◆ TASK GOAL: All of the data needs to be repeated exactly.

◆ GIVEN INFORMATION:
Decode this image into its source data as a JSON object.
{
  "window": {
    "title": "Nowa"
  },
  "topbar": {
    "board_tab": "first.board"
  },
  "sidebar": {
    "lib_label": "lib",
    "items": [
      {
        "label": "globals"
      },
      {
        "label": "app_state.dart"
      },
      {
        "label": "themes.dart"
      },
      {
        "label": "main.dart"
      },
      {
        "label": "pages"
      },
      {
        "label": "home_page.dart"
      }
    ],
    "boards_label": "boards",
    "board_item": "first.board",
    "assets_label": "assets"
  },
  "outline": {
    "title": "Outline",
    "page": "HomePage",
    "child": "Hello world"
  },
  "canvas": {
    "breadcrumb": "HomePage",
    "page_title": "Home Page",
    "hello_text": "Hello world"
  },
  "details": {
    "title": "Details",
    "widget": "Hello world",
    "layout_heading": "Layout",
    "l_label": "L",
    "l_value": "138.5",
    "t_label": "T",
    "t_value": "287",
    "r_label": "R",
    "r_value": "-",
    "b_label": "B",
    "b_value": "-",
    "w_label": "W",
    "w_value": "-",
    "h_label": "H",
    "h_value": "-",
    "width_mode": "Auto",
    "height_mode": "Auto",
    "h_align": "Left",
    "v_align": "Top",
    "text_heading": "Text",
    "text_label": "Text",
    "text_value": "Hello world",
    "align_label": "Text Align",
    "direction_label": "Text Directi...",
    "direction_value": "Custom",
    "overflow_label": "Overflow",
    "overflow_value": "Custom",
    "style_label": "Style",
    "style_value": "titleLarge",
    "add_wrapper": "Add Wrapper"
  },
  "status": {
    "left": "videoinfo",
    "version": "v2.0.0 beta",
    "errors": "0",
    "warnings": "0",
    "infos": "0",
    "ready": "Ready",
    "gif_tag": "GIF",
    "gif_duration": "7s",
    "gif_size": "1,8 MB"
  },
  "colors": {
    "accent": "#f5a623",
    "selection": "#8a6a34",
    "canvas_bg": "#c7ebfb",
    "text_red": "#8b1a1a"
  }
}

◆ FULL ANSWER:
Decode this image into its source data as a JSON object.
{
  "window": {
    "title": "Nowa"
  },
  "topbar": {
    "board_tab": "first.board"
  },
  "sidebar": {
    "lib_label": "lib",
    "items": [
      {
        "label": "globals"
      },
      {
        "label": "app_state.dart"
      },
      {
        "label": "themes.dart"
      },
      {
        "label": "main.dart"
      },
      {
        "label": "pages"
      },
      {
        "label": "home_page.dart"
      }
    ],
    "boards_label": "boards",
    "board_item": "first.board",
    "assets_label": "assets"
  },
  "outline": {
    "title": "Outline",
    "page": "HomePage",
    "child": "Hello world"
  },
  "canvas": {
    "breadcrumb": "HomePage",
    "page_title": "Home Page",
    "hello_text": "Hello world"
  },
  "details": {
    "title": "Details",
    "widget": "Hello world",
    "layout_heading": "Layout",
    "l_label": "L",
    "l_value": "138.5",
    "t_label": "T",
    "t_value": "287",
    "r_label": "R",
    "r_value": "-",
    "b_label": "B",
    "b_value": "-",
    "w_label": "W",
    "w_value": "-",
    "h_label": "H",
    "h_value": "-",
    "width_mode": "Auto",
    "height_mode": "Auto",
    "h_align": "Left",
    "v_align": "Top",
    "text_heading": "Text",
    "text_label": "Text",
    "text_value": "Hello world",
    "align_label": "Text Align",
    "direction_label": "Text Directi...",
    "direction_value": "Custom",
    "overflow_label": "Overflow",
    "overflow_value": "Custom",
    "style_label": "Style",
    "style_value": "titleLarge",
    "add_wrapper": "Add Wrapper"
  },
  "status": {
    "left": "videoinfo",
    "version": "v2.0.0 beta",
    "errors": "0",
    "warnings": "0",
    "infos": "0",
    "ready": "Ready",
    "gif_tag": "GIF",
    "gif_duration": "7s",
    "gif_size": "1,8 MB"
  },
  "colors": {
    "accent": "#f5a623",
    "selection": "#8a6a34",
    "canvas_bg": "#c7ebfb",
    "text_red": "#8b1a1a"
  }
}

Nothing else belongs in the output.